Could you output each line of the data that follows exactly?

-- START OF Dataset excerpts --

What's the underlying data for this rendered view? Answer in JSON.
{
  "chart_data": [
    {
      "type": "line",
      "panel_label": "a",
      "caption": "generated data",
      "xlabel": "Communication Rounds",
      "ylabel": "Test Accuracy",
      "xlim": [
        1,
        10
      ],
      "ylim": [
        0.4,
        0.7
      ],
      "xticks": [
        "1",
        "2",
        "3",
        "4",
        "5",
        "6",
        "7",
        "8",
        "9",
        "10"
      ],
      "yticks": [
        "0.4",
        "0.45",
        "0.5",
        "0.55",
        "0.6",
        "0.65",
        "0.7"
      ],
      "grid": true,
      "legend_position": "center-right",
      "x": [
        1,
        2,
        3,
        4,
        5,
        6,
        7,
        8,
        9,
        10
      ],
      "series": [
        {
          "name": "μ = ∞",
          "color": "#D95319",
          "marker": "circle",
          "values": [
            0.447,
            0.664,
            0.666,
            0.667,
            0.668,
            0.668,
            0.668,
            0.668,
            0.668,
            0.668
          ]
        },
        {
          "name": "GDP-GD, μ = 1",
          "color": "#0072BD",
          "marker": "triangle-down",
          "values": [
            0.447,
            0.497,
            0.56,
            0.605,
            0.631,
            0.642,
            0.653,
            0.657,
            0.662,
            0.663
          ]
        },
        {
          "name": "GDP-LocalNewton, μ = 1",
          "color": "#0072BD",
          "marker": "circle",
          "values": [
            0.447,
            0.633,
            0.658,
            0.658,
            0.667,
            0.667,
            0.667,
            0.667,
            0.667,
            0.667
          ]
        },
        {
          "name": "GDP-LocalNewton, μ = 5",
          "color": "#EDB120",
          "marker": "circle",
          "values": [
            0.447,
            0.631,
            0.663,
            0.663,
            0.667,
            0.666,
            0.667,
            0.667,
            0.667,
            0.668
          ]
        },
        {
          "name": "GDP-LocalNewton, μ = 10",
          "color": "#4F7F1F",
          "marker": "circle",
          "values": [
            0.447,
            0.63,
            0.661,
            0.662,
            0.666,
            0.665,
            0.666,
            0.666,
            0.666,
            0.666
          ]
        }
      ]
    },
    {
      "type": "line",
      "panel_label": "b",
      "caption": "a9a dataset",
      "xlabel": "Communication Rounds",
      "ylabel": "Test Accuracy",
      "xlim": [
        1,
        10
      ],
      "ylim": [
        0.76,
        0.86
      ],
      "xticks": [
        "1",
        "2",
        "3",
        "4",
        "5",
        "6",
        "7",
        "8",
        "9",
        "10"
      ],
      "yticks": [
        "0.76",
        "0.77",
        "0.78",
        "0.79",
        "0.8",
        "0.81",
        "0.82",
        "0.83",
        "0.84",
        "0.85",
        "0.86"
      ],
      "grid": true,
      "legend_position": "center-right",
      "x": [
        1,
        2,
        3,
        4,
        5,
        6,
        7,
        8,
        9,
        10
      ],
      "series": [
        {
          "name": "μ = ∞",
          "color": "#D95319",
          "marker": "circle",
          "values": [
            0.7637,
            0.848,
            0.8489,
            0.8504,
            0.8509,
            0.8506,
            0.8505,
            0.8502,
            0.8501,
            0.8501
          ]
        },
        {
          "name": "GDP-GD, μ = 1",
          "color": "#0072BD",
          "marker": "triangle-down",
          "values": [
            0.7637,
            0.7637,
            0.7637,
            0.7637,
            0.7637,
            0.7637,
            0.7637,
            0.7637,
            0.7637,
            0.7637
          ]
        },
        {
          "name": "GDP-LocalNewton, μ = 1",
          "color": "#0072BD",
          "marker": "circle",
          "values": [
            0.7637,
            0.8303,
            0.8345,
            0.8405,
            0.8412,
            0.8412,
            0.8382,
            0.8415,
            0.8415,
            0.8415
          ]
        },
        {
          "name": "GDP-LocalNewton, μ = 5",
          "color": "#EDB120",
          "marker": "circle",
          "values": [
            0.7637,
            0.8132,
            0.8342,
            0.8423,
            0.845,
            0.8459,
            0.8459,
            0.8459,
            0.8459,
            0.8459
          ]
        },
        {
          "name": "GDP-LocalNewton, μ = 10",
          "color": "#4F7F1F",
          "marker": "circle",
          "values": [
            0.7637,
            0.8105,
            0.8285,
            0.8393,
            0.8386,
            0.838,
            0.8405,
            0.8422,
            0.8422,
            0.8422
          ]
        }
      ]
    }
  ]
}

-- END OF Dataset excerpts --

Answer to this task –
What's the underlying data for this rendered view? Answer in JSON.
{
  "chart_data": [
    {
      "type": "line",
      "panel_label": "a",
      "caption": "generated data",
      "xlabel": "Communication Rounds",
      "ylabel": "Test Accuracy",
      "xlim": [
        1,
        10
      ],
      "ylim": [
        0.4,
        0.7
      ],
      "xticks": [
        "1",
        "2",
        "3",
        "4",
        "5",
        "6",
        "7",
        "8",
        "9",
        "10"
      ],
      "yticks": [
        "0.4",
        "0.45",
        "0.5",
        "0.55",
        "0.6",
        "0.65",
        "0.7"
      ],
      "grid": true,
      "legend_position": "center-right",
      "x": [
        1,
        2,
        3,
        4,
        5,
        6,
        7,
        8,
        9,
        10
      ],
      "series": [
        {
          "name": "μ = ∞",
          "color": "#D95319",
          "marker": "circle",
          "values": [
            0.447,
            0.664,
            0.666,
            0.667,
            0.668,
            0.668,
            0.668,
            0.668,
            0.668,
            0.668
          ]
        },
        {
          "name": "GDP-GD, μ = 1",
          "color": "#0072BD",
          "marker": "triangle-down",
          "values": [
            0.447,
            0.497,
            0.56,
            0.605,
            0.631,
            0.642,
            0.653,
            0.657,
            0.662,
            0.663
          ]
        },
        {
          "name": "GDP-LocalNewton, μ = 1",
          "color": "#0072BD",
          "marker": "circle",
          "values": [
            0.447,
            0.633,
            0.658,
            0.658,
            0.667,
            0.667,
            0.667,
            0.667,
            0.667,
            0.667
          ]
        },
        {
          "name": "GDP-LocalNewton, μ = 5",
          "color": "#EDB120",
          "marker": "circle",
          "values": [
            0.447,
            0.631,
            0.663,
            0.663,
            0.667,
            0.666,
            0.667,
            0.667,
            0.667,
            0.668
          ]
        },
        {
          "name": "GDP-LocalNewton, μ = 10",
          "color": "#4F7F1F",
          "marker": "circle",
          "values": [
            0.447,
            0.63,
            0.661,
            0.662,
            0.666,
            0.665,
            0.666,
            0.666,
            0.666,
            0.666
          ]
        }
      ]
    },
    {
      "type": "line",
      "panel_label": "b",
      "caption": "a9a dataset",
      "xlabel": "Communication Rounds",
      "ylabel": "Test Accuracy",
      "xlim": [
        1,
        10
      ],
      "ylim": [
        0.76,
        0.86
      ],
      "xticks": [
        "1",
        "2",
        "3",
        "4",
        "5",
        "6",
        "7",
        "8",
        "9",
        "10"
      ],
      "yticks": [
        "0.76",
        "0.77",
        "0.78",
        "0.79",
        "0.8",
        "0.81",
        "0.82",
        "0.83",
        "0.84",
        "0.85",
        "0.86"
      ],
      "grid": true,
      "legend_position": "center-right",
      "x": [
        1,
        2,
        3,
        4,
        5,
        6,
        7,
        8,
        9,
        10
      ],
      "series": [
        {
          "name": "μ = ∞",
          "color": "#D95319",
          "marker": "circle",
          "values": [
            0.7637,
            0.848,
            0.8489,
            0.8504,
            0.8509,
            0.8506,
            0.8505,
            0.8502,
            0.8501,
            0.8501
          ]
        },
        {
          "name": "GDP-GD, μ = 1",
          "color": "#0072BD",
          "marker": "triangle-down",
          "values": [
            0.7637,
            0.7637,
            0.7637,
            0.7637,
            0.7637,
            0.7637,
            0.7637,
            0.7637,
            0.7637,
            0.7637
          ]
        },
        {
          "name": "GDP-LocalNewton, μ = 1",
          "color": "#0072BD",
          "marker": "circle",
          "values": [
            0.7637,
            0.8303,
            0.8345,
            0.8405,
            0.8412,
            0.8412,
            0.8382,
            0.8415,
            0.8415,
            0.8415
          ]
        },
        {
          "name": "GDP-LocalNewton, μ = 5",
          "color": "#EDB120",
          "marker": "circle",
          "values": [
            0.7637,
            0.8132,
            0.8342,
            0.8423,
            0.845,
            0.8459,
            0.8459,
            0.8459,
            0.8459,
            0.8459
          ]
        },
        {
          "name": "GDP-LocalNewton, μ = 10",
          "color": "#4F7F1F",
          "marker": "circle",
          "values": [
            0.7637,
            0.8105,
            0.8285,
            0.8393,
            0.8386,
            0.838,
            0.8405,
            0.8422,
            0.8422,
            0.8422
          ]
        }
      ]
    }
  ]
}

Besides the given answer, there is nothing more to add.